● **What to do**:
List, from the lines below, each one with "رحلة" in it.

-- begin --

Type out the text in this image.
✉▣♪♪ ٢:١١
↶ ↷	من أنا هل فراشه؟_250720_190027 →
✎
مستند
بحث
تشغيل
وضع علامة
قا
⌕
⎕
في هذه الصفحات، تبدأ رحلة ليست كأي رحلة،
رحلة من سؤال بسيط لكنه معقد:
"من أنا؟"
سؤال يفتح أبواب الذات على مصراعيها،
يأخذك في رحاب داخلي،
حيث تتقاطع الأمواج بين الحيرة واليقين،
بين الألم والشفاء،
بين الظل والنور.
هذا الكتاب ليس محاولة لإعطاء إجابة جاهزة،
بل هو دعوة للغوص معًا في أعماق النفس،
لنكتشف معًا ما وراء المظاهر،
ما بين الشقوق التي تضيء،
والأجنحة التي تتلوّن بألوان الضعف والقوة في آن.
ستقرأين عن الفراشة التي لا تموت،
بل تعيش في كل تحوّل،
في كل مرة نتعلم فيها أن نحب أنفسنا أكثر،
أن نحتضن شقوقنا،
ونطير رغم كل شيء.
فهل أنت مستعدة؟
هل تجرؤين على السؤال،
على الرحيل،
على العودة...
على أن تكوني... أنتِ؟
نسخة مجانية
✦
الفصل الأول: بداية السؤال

-- end --

● **Response to the exercise**:
في هذه الصفحات، تبدأ رحلة ليست كأي رحلة،
رحلة من سؤال بسيط لكنه معقد:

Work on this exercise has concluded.